## Stated goal
Please repeat all of the listing exactly.

[Stored entries]
▼▼▼

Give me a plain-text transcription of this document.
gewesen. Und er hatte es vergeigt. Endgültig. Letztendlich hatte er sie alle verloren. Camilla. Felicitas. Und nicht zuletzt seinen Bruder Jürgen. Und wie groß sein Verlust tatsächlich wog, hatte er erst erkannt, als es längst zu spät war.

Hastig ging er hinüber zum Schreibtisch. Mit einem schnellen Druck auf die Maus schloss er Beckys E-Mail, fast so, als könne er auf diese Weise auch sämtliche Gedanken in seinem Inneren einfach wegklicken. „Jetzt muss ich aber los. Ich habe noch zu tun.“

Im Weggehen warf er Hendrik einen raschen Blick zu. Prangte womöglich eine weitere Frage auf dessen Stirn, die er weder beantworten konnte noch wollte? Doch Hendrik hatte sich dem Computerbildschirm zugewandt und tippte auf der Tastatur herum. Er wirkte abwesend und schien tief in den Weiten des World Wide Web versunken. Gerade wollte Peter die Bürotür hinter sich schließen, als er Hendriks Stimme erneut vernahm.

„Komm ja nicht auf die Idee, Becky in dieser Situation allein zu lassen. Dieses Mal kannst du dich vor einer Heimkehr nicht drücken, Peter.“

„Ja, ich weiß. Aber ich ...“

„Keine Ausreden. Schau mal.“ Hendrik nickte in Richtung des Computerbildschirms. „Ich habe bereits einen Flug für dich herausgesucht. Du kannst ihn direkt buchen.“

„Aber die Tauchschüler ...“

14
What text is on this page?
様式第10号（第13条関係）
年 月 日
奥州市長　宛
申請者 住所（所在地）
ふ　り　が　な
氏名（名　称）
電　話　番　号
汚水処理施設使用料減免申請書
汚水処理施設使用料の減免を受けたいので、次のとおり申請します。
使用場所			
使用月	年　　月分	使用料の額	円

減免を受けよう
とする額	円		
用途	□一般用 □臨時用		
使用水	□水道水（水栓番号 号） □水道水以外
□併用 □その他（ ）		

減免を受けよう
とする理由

▲▲▲

## Correct response
Give me a plain-text transcription of this document.
gewesen. Und er hatte es vergeigt. Endgültig. Letztendlich hatte er sie alle verloren. Camilla. Felicitas. Und nicht zuletzt seinen Bruder Jürgen. Und wie groß sein Verlust tatsächlich wog, hatte er erst erkannt, als es längst zu spät war.

Hastig ging er hinüber zum Schreibtisch. Mit einem schnellen Druck auf die Maus schloss er Beckys E-Mail, fast so, als könne er auf diese Weise auch sämtliche Gedanken in seinem Inneren einfach wegklicken. „Jetzt muss ich aber los. Ich habe noch zu tun.“

Im Weggehen warf er Hendrik einen raschen Blick zu. Prangte womöglich eine weitere Frage auf dessen Stirn, die er weder beantworten konnte noch wollte? Doch Hendrik hatte sich dem Computerbildschirm zugewandt und tippte auf der Tastatur herum. Er wirkte abwesend und schien tief in den Weiten des World Wide Web versunken. Gerade wollte Peter die Bürotür hinter sich schließen, als er Hendriks Stimme erneut vernahm.

„Komm ja nicht auf die Idee, Becky in dieser Situation allein zu lassen. Dieses Mal kannst du dich vor einer Heimkehr nicht drücken, Peter.“

„Ja, ich weiß. Aber ich ...“

„Keine Ausreden. Schau mal.“ Hendrik nickte in Richtung des Computerbildschirms. „Ich habe bereits einen Flug für dich herausgesucht. Du kannst ihn direkt buchen.“

„Aber die Tauchschüler ...“

14
What text is on this page?
様式第10号（第13条関係）
年 月 日
奥州市長　宛
申請者 住所（所在地）
ふ　り　が　な
氏名（名　称）
電　話　番　号
汚水処理施設使用料減免申請書
汚水処理施設使用料の減免を受けたいので、次のとおり申請します。
使用場所			
使用月	年　　月分	使用料の額	円

減免を受けよう
とする額	円		
用途	□一般用 □臨時用		
使用水	□水道水（水栓番号 号） □水道水以外
□併用 □その他（ ）		

減免を受けよう
とする理由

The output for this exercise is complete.